§ **Set task**
Pick out each line with the word "English" from the material that follows.

(Recorded data)
━━━━━━
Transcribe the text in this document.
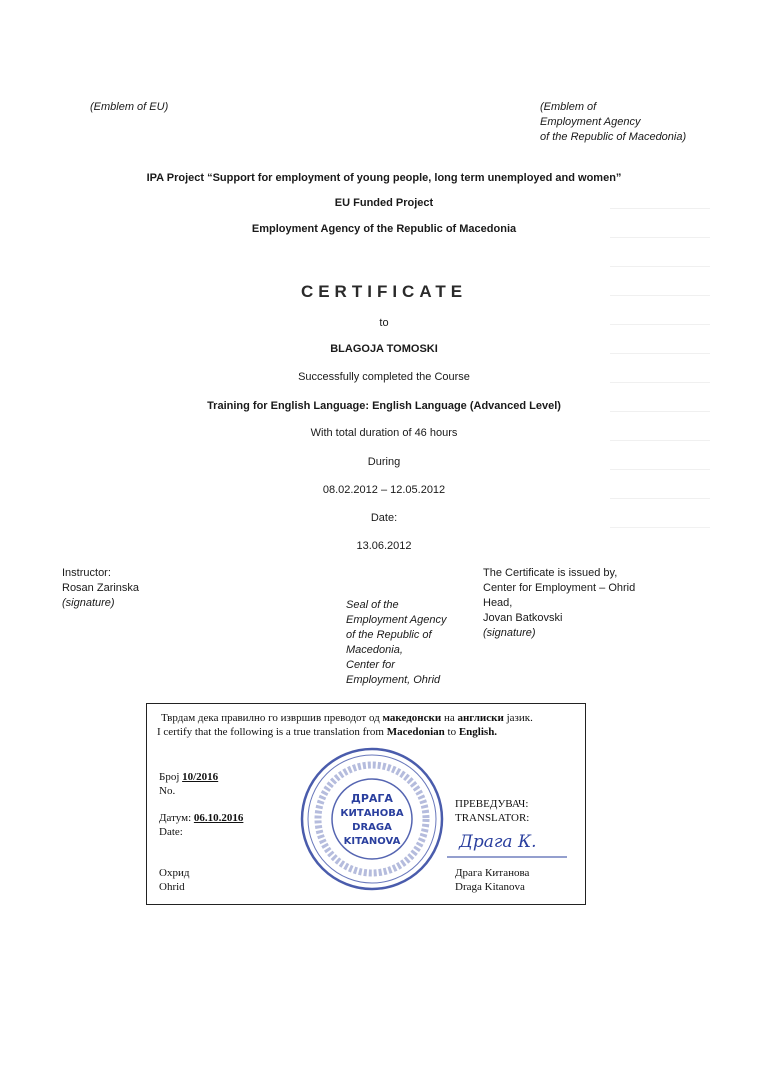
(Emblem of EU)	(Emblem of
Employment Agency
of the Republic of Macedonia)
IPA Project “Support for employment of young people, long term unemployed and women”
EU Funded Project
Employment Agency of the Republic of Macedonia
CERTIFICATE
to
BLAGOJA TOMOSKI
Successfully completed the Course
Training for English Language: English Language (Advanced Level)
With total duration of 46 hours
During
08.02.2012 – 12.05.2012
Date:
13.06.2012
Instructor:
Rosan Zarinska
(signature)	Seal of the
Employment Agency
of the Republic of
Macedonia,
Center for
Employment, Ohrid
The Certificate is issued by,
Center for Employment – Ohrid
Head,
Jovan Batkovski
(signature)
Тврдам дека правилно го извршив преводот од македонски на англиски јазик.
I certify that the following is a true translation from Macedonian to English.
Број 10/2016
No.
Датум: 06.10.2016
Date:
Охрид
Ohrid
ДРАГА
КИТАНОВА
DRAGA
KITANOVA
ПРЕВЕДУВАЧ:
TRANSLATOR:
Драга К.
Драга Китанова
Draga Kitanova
━━━━━━
§ **Exercise result**
Training for English Language: English Language (Advanced Level)
I certify that the following is a true translation from Macedonian to English.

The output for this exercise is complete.